§ Given task
For the records that follow, return only the count of lines containing the string "marker".

§ Records excerpted from a collection
○ ○ ○ ○ ○

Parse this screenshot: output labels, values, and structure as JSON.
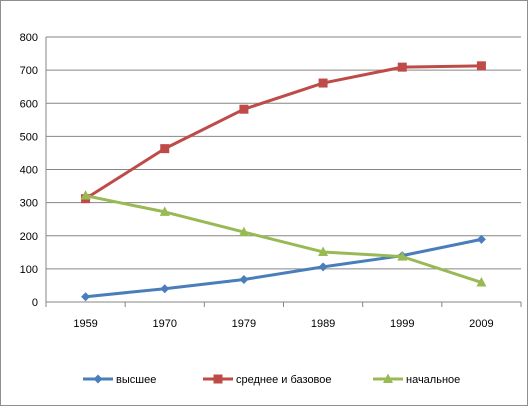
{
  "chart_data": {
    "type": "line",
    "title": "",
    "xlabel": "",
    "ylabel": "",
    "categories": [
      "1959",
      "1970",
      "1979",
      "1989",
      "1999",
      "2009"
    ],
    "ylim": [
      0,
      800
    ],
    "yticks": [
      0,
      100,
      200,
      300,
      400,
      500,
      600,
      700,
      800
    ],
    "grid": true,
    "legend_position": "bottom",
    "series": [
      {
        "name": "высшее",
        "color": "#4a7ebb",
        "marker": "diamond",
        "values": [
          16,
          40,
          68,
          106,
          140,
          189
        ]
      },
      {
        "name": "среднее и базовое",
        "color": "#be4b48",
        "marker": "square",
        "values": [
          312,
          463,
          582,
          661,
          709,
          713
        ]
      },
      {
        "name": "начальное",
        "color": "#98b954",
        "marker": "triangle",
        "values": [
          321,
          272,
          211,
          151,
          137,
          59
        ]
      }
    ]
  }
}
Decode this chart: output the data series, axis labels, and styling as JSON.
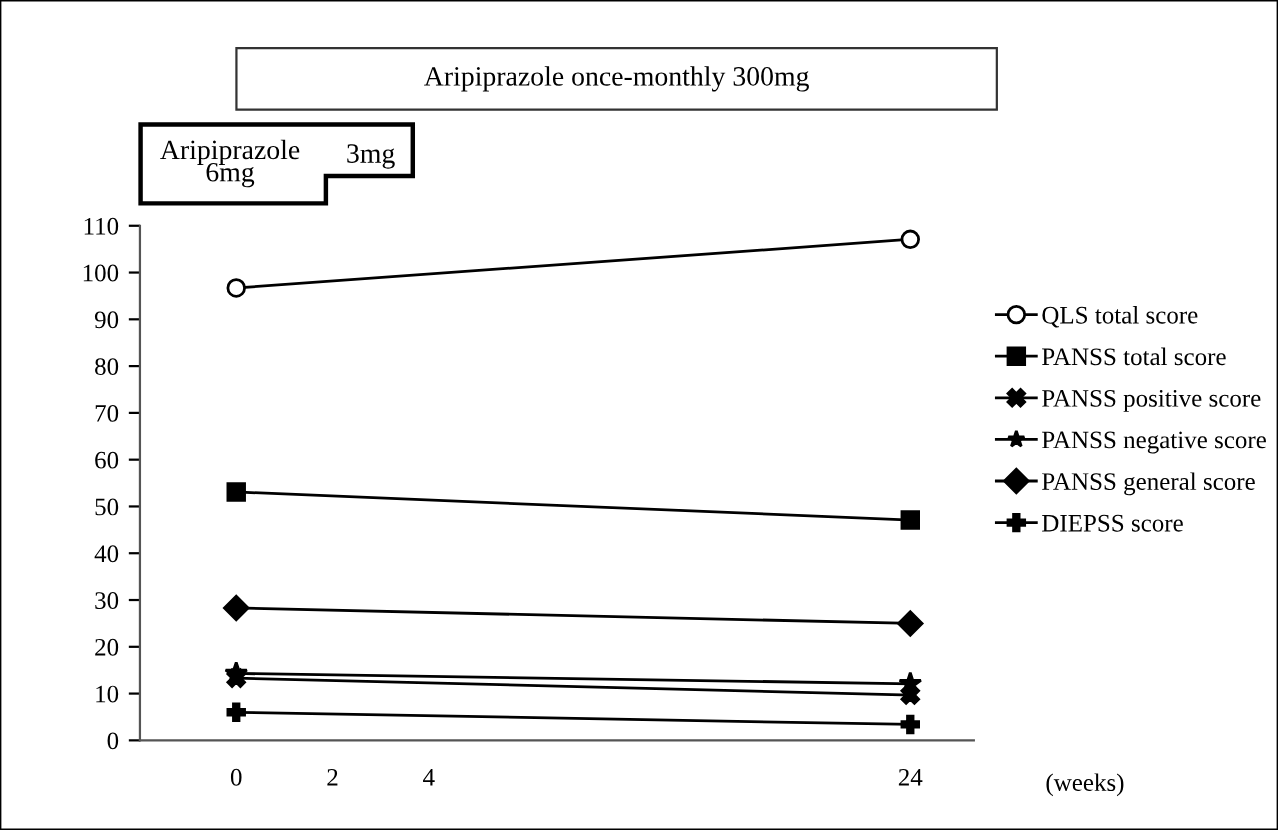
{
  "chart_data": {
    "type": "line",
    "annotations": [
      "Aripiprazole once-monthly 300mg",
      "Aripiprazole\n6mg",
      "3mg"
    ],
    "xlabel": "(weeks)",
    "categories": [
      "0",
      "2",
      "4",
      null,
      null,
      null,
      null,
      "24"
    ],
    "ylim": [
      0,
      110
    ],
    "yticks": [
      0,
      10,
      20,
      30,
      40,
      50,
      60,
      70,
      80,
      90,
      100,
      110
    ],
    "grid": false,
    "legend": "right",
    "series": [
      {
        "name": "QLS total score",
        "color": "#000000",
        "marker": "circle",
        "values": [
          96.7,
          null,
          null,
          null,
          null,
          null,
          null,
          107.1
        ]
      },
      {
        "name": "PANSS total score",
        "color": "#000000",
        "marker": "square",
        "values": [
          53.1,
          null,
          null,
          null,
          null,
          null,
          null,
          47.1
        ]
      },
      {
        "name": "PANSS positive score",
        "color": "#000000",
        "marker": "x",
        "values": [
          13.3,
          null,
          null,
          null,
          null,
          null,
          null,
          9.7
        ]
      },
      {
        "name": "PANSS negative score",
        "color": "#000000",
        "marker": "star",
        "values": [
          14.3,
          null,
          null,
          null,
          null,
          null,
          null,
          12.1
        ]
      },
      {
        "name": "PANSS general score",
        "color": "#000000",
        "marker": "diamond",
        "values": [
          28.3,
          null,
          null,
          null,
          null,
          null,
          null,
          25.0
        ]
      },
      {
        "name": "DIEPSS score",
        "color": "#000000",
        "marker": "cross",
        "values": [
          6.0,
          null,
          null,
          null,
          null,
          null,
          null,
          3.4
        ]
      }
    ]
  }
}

○ ○ ○ ○ ○

§ Reply
9